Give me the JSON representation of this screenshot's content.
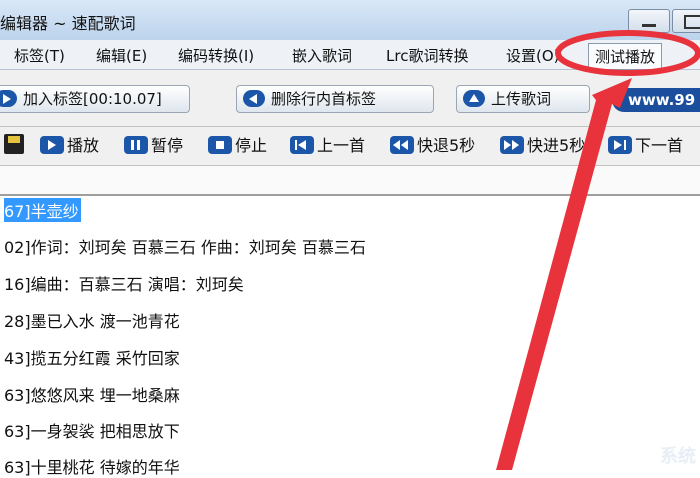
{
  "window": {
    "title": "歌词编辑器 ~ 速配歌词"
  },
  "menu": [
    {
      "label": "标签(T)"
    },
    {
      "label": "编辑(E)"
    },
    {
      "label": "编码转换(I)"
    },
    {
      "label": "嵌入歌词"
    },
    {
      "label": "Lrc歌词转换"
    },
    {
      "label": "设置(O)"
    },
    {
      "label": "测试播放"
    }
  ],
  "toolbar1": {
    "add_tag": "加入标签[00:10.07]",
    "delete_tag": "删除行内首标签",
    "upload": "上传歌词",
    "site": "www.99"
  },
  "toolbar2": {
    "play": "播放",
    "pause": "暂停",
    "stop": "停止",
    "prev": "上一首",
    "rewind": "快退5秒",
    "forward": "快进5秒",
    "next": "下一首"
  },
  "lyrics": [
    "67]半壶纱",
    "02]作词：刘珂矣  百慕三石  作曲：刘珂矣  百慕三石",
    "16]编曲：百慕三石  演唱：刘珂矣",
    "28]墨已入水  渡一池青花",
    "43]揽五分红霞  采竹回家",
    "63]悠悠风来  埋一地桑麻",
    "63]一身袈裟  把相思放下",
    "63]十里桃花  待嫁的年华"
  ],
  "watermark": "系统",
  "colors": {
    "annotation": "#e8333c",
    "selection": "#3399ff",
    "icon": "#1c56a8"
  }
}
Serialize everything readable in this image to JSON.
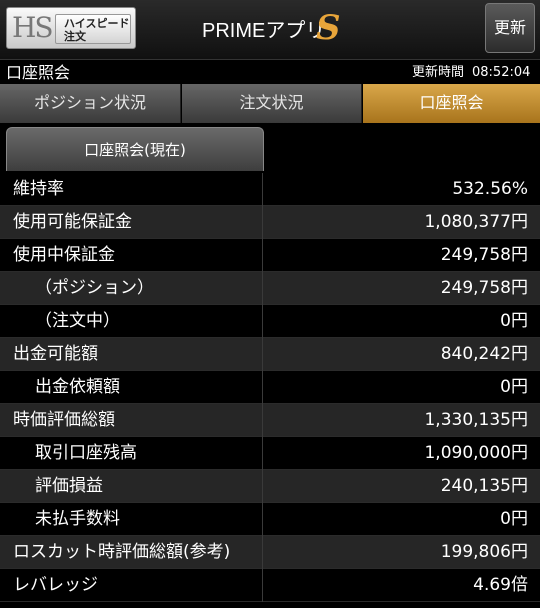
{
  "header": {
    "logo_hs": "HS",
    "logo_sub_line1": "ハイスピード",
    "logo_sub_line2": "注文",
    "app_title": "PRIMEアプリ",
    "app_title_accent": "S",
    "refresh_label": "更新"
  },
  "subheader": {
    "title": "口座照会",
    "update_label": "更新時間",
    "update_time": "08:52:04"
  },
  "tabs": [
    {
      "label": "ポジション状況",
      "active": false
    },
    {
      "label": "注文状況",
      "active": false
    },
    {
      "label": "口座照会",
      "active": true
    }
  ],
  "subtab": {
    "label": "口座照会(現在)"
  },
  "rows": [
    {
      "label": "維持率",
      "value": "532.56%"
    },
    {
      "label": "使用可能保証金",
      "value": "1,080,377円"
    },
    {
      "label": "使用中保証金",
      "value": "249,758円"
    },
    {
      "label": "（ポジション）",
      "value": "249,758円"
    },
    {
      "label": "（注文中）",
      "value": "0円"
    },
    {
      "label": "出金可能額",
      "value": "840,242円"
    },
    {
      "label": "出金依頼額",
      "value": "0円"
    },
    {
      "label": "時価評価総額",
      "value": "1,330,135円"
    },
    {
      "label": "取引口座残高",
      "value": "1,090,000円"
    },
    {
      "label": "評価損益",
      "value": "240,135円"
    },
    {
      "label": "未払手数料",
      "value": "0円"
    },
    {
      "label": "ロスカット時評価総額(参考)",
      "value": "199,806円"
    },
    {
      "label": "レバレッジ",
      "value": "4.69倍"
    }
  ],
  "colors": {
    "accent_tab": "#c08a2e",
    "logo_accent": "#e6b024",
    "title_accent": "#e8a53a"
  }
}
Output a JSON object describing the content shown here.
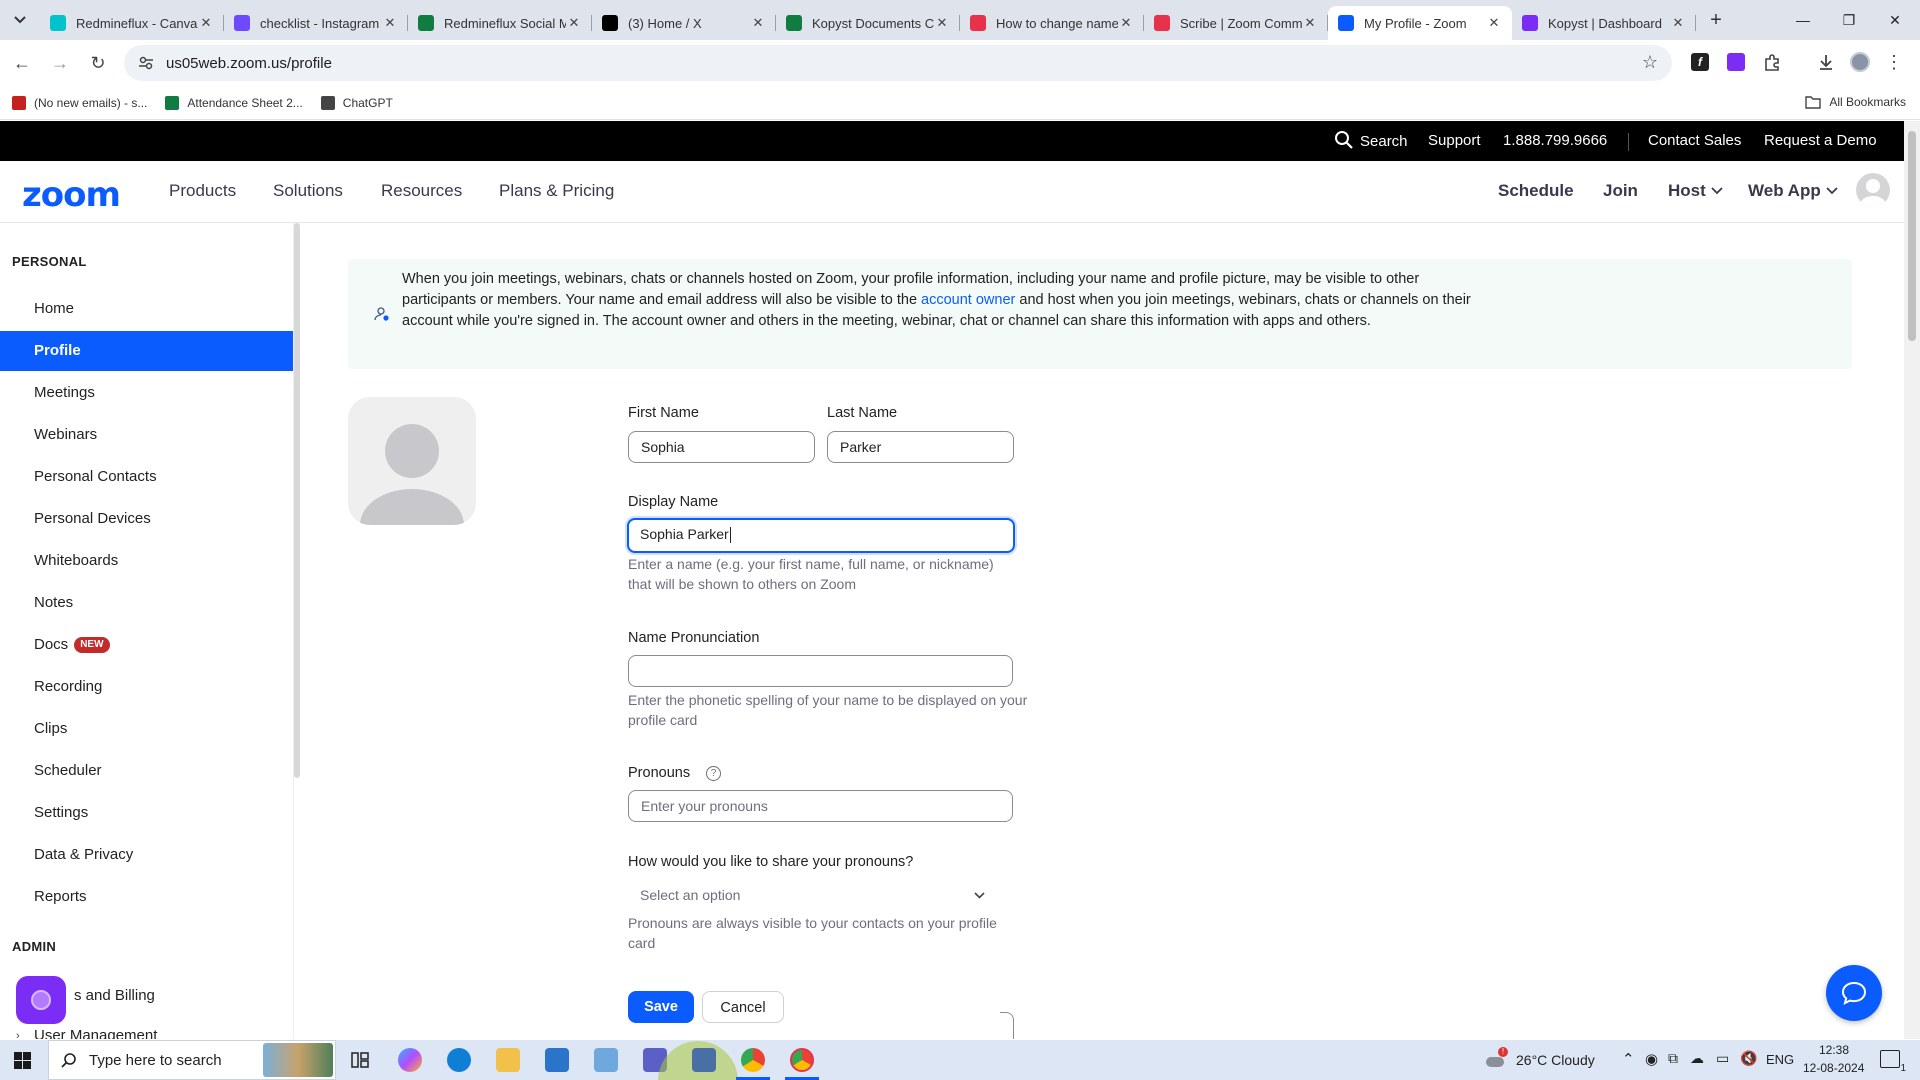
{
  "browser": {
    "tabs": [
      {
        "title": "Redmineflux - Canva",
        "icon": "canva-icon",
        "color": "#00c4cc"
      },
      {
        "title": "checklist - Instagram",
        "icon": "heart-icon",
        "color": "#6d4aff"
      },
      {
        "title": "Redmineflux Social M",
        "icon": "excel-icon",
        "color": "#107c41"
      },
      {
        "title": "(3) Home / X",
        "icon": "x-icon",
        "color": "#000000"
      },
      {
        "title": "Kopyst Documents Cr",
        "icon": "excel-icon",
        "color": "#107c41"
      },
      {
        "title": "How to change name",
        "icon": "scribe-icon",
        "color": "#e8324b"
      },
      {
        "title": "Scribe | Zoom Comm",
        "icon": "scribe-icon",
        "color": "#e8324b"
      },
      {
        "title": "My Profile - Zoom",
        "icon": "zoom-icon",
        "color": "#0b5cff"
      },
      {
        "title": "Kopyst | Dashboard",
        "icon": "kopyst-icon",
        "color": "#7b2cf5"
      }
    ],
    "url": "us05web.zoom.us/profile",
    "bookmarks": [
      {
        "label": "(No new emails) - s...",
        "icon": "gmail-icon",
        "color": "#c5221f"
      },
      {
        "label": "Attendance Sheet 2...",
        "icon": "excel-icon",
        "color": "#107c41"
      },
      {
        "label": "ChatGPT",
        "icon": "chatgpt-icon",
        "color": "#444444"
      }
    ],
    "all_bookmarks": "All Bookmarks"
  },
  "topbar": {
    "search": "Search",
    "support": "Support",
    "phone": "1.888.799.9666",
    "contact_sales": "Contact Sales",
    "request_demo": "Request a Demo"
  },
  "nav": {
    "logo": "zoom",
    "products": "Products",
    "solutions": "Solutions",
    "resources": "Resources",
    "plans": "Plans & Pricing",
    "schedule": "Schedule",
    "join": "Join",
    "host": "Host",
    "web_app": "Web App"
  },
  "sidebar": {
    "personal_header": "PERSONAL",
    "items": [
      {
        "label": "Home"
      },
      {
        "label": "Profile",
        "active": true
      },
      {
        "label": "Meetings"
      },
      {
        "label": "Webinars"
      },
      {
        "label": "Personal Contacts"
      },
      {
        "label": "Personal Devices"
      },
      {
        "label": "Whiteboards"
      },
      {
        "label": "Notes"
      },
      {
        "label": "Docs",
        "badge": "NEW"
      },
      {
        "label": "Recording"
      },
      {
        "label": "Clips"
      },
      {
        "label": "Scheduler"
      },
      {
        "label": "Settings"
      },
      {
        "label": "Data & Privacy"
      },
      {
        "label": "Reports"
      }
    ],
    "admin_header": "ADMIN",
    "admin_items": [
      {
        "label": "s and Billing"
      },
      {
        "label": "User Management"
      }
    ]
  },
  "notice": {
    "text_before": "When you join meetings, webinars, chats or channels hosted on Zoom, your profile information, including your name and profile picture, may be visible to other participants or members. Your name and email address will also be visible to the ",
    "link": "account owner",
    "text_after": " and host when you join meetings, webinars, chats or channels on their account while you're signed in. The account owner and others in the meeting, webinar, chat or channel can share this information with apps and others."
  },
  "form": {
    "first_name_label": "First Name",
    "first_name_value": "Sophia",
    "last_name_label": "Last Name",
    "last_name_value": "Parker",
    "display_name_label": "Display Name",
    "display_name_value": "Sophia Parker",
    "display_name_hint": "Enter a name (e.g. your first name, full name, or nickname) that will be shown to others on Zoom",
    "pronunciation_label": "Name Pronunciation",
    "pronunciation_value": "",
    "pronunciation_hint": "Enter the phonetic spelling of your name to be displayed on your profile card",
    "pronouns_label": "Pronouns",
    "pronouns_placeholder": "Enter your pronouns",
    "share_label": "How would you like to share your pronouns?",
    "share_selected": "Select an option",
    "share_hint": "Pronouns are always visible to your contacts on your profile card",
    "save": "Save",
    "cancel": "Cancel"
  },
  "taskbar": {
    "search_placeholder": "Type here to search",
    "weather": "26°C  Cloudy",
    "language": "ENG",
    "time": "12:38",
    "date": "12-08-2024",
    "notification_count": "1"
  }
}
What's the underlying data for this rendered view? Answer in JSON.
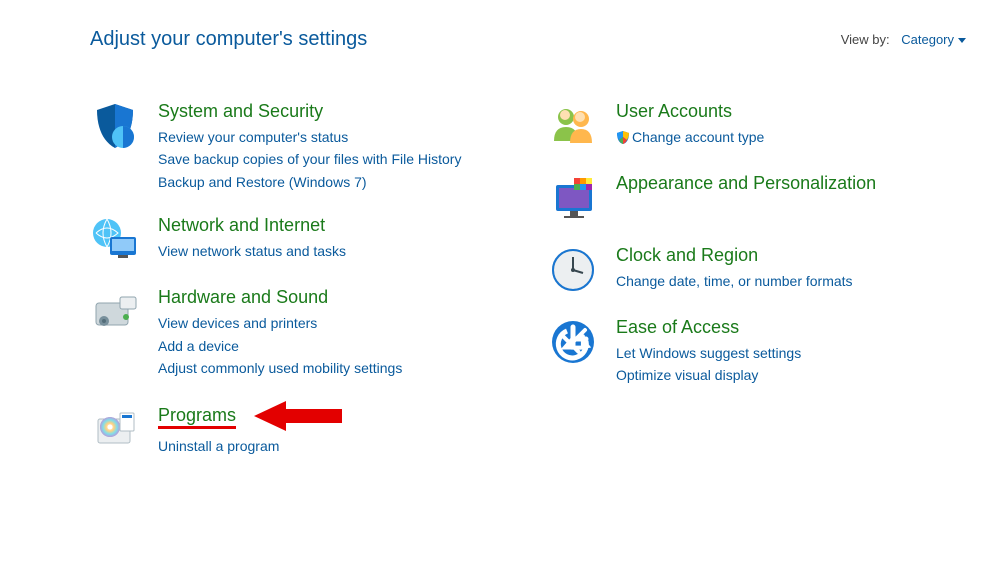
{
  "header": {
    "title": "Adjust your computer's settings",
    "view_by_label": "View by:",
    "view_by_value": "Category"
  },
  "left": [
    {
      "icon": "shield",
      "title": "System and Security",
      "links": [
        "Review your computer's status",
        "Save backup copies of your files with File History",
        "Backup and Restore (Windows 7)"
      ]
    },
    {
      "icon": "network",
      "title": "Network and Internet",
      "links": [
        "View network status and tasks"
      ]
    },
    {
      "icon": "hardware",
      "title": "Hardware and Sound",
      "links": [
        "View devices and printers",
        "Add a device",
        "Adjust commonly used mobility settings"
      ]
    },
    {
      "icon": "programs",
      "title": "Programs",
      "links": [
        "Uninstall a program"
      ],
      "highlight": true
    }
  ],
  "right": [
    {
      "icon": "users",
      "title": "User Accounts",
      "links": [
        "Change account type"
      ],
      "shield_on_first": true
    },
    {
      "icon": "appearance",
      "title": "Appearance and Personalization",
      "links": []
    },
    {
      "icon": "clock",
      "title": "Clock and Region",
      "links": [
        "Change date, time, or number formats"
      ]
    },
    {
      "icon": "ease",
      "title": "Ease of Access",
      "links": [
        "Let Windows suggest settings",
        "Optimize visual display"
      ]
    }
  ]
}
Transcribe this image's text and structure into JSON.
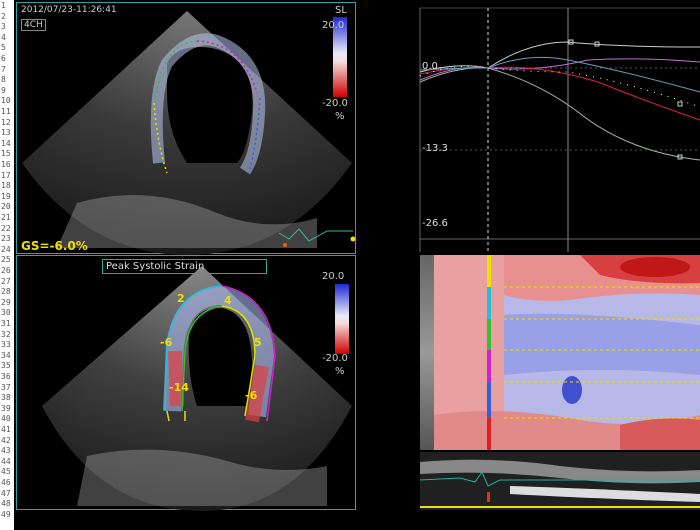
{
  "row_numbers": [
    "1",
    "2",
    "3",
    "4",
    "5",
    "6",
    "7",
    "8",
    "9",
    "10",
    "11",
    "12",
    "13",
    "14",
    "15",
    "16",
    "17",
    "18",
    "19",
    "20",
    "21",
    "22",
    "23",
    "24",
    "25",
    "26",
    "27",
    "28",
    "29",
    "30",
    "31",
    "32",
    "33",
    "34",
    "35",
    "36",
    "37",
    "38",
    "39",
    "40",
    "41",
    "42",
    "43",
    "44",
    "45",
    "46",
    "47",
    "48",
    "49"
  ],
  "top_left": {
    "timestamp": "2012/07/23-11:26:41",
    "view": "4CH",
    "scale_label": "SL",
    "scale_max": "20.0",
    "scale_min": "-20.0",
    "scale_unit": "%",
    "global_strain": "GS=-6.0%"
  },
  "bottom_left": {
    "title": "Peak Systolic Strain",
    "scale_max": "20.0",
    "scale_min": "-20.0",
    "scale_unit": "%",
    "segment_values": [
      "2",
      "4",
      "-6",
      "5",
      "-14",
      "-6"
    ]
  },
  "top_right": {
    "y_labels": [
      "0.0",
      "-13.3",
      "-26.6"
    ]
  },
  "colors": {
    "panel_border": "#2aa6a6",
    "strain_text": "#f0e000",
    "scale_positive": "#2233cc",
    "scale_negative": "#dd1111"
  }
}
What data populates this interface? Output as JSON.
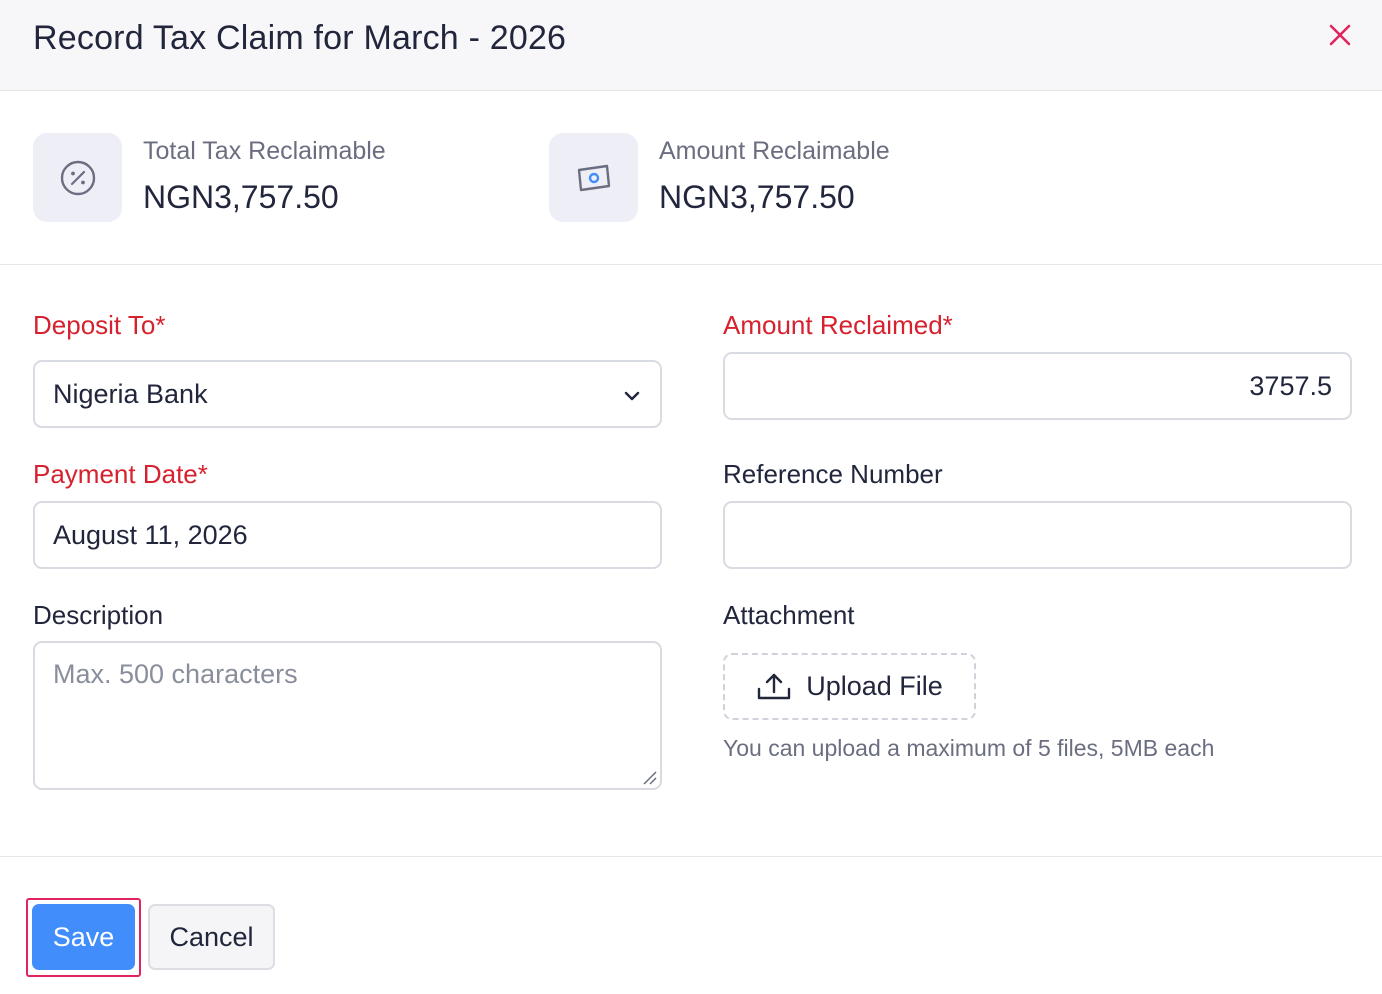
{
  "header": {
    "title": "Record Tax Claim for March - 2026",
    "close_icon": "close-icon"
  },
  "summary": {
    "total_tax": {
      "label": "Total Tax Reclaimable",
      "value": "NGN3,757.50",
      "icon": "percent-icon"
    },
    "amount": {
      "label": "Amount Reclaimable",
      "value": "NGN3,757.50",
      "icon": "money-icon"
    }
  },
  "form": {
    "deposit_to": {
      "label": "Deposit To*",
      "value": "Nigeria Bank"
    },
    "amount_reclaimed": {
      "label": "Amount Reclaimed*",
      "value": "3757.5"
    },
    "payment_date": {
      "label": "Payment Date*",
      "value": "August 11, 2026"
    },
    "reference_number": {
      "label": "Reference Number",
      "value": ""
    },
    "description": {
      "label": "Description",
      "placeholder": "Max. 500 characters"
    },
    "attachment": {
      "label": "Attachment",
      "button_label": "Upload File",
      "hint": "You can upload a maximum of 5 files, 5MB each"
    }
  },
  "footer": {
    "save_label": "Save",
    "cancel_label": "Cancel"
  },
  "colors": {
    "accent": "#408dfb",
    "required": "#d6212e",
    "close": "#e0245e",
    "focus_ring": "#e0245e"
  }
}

━━━━━━━━━━━━━━━━

§ Task description: In the entries above, locate every line with the word "image" and copy it.

§ Result:
Serialize everything readable in this image to JSON.
Transcribe this image's text and structure into JSON.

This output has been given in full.